-- START OF SUPPLIED DATA --

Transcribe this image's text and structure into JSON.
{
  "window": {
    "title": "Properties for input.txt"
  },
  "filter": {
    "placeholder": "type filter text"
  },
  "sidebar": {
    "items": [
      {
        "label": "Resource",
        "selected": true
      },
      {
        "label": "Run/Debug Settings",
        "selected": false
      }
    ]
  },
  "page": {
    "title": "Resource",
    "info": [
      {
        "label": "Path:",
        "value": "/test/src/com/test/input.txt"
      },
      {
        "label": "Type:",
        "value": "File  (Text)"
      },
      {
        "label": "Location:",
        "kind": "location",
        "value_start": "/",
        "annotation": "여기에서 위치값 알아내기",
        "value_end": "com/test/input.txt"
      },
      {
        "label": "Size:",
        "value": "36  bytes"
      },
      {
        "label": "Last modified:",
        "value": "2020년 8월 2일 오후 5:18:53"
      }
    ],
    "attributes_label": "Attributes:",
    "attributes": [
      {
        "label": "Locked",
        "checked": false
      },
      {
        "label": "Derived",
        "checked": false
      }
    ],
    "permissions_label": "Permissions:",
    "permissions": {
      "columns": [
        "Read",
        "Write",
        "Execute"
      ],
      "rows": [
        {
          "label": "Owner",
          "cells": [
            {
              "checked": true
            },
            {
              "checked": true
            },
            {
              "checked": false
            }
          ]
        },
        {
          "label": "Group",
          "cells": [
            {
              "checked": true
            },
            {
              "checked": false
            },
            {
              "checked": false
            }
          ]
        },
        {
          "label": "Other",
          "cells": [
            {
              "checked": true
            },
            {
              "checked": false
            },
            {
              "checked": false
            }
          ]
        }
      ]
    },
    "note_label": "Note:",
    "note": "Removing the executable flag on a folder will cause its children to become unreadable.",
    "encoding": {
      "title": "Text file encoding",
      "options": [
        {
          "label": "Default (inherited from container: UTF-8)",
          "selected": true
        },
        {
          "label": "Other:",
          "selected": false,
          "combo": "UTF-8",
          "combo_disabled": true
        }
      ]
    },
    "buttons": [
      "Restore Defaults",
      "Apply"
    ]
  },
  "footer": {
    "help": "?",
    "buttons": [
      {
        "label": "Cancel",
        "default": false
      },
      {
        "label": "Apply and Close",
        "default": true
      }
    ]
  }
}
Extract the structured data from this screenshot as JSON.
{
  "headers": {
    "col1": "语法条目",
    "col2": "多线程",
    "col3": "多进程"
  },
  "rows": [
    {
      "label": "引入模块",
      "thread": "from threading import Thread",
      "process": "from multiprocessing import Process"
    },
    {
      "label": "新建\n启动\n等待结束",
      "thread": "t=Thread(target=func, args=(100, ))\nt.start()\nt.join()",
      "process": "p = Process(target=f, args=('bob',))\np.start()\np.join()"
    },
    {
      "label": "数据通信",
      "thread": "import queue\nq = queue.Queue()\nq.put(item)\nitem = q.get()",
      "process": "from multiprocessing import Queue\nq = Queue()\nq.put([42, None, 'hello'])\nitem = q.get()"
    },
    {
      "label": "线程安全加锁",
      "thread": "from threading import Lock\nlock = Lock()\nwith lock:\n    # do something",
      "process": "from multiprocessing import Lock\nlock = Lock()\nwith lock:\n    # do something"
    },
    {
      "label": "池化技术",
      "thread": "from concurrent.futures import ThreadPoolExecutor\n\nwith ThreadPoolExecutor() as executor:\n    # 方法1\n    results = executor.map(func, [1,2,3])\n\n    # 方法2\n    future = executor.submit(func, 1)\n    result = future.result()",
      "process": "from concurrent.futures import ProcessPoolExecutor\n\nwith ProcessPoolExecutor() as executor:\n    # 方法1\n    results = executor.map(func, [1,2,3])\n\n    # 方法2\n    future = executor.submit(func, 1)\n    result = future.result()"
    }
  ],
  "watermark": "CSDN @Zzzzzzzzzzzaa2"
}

-- END OF SUPPLIED DATA --

TASK DIRECTIONS: The word "func" may appear on some lines of these records; state how many such lines there are, and nothing else.

RESPONSE BELOW: 3